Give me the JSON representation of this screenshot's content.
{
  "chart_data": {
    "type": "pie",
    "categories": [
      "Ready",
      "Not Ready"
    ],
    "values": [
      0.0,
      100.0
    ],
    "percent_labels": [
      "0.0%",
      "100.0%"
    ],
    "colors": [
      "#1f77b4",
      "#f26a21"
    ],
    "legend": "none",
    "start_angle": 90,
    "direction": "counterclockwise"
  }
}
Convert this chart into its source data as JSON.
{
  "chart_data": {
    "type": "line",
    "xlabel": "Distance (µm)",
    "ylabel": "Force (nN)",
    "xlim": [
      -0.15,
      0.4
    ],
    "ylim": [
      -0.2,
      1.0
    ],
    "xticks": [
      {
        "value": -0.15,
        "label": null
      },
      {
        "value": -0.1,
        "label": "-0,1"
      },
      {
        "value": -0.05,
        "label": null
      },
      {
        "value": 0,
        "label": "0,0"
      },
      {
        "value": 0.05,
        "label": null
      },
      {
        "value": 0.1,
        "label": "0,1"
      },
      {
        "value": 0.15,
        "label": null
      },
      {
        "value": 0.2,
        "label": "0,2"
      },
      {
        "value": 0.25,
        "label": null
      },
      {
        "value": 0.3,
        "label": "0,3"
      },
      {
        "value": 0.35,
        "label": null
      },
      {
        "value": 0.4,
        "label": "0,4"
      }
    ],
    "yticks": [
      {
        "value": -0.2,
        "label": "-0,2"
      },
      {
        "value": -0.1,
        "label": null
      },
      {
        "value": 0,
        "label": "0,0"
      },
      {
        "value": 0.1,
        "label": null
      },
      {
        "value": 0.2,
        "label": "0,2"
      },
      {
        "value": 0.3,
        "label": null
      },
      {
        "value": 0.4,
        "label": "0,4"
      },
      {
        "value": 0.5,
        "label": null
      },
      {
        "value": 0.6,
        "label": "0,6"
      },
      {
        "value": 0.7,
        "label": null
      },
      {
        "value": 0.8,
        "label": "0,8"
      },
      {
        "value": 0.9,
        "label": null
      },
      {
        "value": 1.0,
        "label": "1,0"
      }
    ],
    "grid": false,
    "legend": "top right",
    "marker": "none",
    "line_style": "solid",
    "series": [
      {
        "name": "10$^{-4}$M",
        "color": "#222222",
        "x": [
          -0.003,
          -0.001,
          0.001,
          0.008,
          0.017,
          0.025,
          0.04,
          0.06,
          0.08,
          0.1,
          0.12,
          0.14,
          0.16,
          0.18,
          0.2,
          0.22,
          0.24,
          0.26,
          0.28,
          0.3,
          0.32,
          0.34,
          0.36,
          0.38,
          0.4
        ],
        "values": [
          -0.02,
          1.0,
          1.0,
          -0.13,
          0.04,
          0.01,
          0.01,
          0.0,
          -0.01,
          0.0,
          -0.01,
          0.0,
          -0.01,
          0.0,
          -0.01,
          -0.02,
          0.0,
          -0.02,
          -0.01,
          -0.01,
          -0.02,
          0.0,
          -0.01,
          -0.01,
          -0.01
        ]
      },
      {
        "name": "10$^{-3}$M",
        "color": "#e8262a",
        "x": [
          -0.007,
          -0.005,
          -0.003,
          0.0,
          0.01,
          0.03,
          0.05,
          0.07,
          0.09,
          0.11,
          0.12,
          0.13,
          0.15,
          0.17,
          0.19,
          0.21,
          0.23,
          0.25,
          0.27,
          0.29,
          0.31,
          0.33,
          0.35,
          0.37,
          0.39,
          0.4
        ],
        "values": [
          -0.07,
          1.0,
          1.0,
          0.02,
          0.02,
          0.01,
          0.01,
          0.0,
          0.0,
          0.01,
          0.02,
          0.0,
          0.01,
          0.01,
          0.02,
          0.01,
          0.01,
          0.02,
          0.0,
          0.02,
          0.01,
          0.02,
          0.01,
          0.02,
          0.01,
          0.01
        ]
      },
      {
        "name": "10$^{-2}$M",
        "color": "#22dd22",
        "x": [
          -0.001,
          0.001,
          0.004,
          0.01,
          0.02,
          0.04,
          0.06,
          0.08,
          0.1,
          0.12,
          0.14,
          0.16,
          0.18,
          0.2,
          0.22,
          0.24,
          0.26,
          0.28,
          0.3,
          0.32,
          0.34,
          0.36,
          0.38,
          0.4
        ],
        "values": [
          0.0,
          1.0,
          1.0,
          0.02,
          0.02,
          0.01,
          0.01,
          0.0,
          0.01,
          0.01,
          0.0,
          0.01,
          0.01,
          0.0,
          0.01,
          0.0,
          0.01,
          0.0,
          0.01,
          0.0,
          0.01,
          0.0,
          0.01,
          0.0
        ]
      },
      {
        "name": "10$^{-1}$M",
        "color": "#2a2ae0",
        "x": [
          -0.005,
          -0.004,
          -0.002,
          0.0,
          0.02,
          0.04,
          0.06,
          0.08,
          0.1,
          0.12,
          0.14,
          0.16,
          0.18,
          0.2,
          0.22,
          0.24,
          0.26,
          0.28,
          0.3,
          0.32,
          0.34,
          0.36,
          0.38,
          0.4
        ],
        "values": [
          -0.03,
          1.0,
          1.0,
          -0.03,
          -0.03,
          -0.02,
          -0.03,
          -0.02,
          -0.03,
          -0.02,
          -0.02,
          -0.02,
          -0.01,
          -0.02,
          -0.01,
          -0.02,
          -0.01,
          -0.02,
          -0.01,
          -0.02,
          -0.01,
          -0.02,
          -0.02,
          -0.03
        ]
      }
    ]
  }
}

──────

■ Given exercise ■
Return the listing above in full, character for character.

■ Final answer ■
Give me the JSON representation of this screenshot's content.
{
  "chart_data": {
    "type": "pie",
    "categories": [
      "Ready",
      "Not Ready"
    ],
    "values": [
      0.0,
      100.0
    ],
    "percent_labels": [
      "0.0%",
      "100.0%"
    ],
    "colors": [
      "#1f77b4",
      "#f26a21"
    ],
    "legend": "none",
    "start_angle": 90,
    "direction": "counterclockwise"
  }
}
Convert this chart into its source data as JSON.
{
  "chart_data": {
    "type": "line",
    "xlabel": "Distance (µm)",
    "ylabel": "Force (nN)",
    "xlim": [
      -0.15,
      0.4
    ],
    "ylim": [
      -0.2,
      1.0
    ],
    "xticks": [
      {
        "value": -0.15,
        "label": null
      },
      {
        "value": -0.1,
        "label": "-0,1"
      },
      {
        "value": -0.05,
        "label": null
      },
      {
        "value": 0,
        "label": "0,0"
      },
      {
        "value": 0.05,
        "label": null
      },
      {
        "value": 0.1,
        "label": "0,1"
      },
      {
        "value": 0.15,
        "label": null
      },
      {
        "value": 0.2,
        "label": "0,2"
      },
      {
        "value": 0.25,
        "label": null
      },
      {
        "value": 0.3,
        "label": "0,3"
      },
      {
        "value": 0.35,
        "label": null
      },
      {
        "value": 0.4,
        "label": "0,4"
      }
    ],
    "yticks": [
      {
        "value": -0.2,
        "label": "-0,2"
      },
      {
        "value": -0.1,
        "label": null
      },
      {
        "value": 0,
        "label": "0,0"
      },
      {
        "value": 0.1,
        "label": null
      },
      {
        "value": 0.2,
        "label": "0,2"
      },
      {
        "value": 0.3,
        "label": null
      },
      {
        "value": 0.4,
        "label": "0,4"
      },
      {
        "value": 0.5,
        "label": null
      },
      {
        "value": 0.6,
        "label": "0,6"
      },
      {
        "value": 0.7,
        "label": null
      },
      {
        "value": 0.8,
        "label": "0,8"
      },
      {
        "value": 0.9,
        "label": null
      },
      {
        "value": 1.0,
        "label": "1,0"
      }
    ],
    "grid": false,
    "legend": "top right",
    "marker": "none",
    "line_style": "solid",
    "series": [
      {
        "name": "10$^{-4}$M",
        "color": "#222222",
        "x": [
          -0.003,
          -0.001,
          0.001,
          0.008,
          0.017,
          0.025,
          0.04,
          0.06,
          0.08,
          0.1,
          0.12,
          0.14,
          0.16,
          0.18,
          0.2,
          0.22,
          0.24,
          0.26,
          0.28,
          0.3,
          0.32,
          0.34,
          0.36,
          0.38,
          0.4
        ],
        "values": [
          -0.02,
          1.0,
          1.0,
          -0.13,
          0.04,
          0.01,
          0.01,
          0.0,
          -0.01,
          0.0,
          -0.01,
          0.0,
          -0.01,
          0.0,
          -0.01,
          -0.02,
          0.0,
          -0.02,
          -0.01,
          -0.01,
          -0.02,
          0.0,
          -0.01,
          -0.01,
          -0.01
        ]
      },
      {
        "name": "10$^{-3}$M",
        "color": "#e8262a",
        "x": [
          -0.007,
          -0.005,
          -0.003,
          0.0,
          0.01,
          0.03,
          0.05,
          0.07,
          0.09,
          0.11,
          0.12,
          0.13,
          0.15,
          0.17,
          0.19,
          0.21,
          0.23,
          0.25,
          0.27,
          0.29,
          0.31,
          0.33,
          0.35,
          0.37,
          0.39,
          0.4
        ],
        "values": [
          -0.07,
          1.0,
          1.0,
          0.02,
          0.02,
          0.01,
          0.01,
          0.0,
          0.0,
          0.01,
          0.02,
          0.0,
          0.01,
          0.01,
          0.02,
          0.01,
          0.01,
          0.02,
          0.0,
          0.02,
          0.01,
          0.02,
          0.01,
          0.02,
          0.01,
          0.01
        ]
      },
      {
        "name": "10$^{-2}$M",
        "color": "#22dd22",
        "x": [
          -0.001,
          0.001,
          0.004,
          0.01,
          0.02,
          0.04,
          0.06,
          0.08,
          0.1,
          0.12,
          0.14,
          0.16,
          0.18,
          0.2,
          0.22,
          0.24,
          0.26,
          0.28,
          0.3,
          0.32,
          0.34,
          0.36,
          0.38,
          0.4
        ],
        "values": [
          0.0,
          1.0,
          1.0,
          0.02,
          0.02,
          0.01,
          0.01,
          0.0,
          0.01,
          0.01,
          0.0,
          0.01,
          0.01,
          0.0,
          0.01,
          0.0,
          0.01,
          0.0,
          0.01,
          0.0,
          0.01,
          0.0,
          0.01,
          0.0
        ]
      },
      {
        "name": "10$^{-1}$M",
        "color": "#2a2ae0",
        "x": [
          -0.005,
          -0.004,
          -0.002,
          0.0,
          0.02,
          0.04,
          0.06,
          0.08,
          0.1,
          0.12,
          0.14,
          0.16,
          0.18,
          0.2,
          0.22,
          0.24,
          0.26,
          0.28,
          0.3,
          0.32,
          0.34,
          0.36,
          0.38,
          0.4
        ],
        "values": [
          -0.03,
          1.0,
          1.0,
          -0.03,
          -0.03,
          -0.02,
          -0.03,
          -0.02,
          -0.03,
          -0.02,
          -0.02,
          -0.02,
          -0.01,
          -0.02,
          -0.01,
          -0.02,
          -0.01,
          -0.02,
          -0.01,
          -0.02,
          -0.01,
          -0.02,
          -0.02,
          -0.03
        ]
      }
    ]
  }
}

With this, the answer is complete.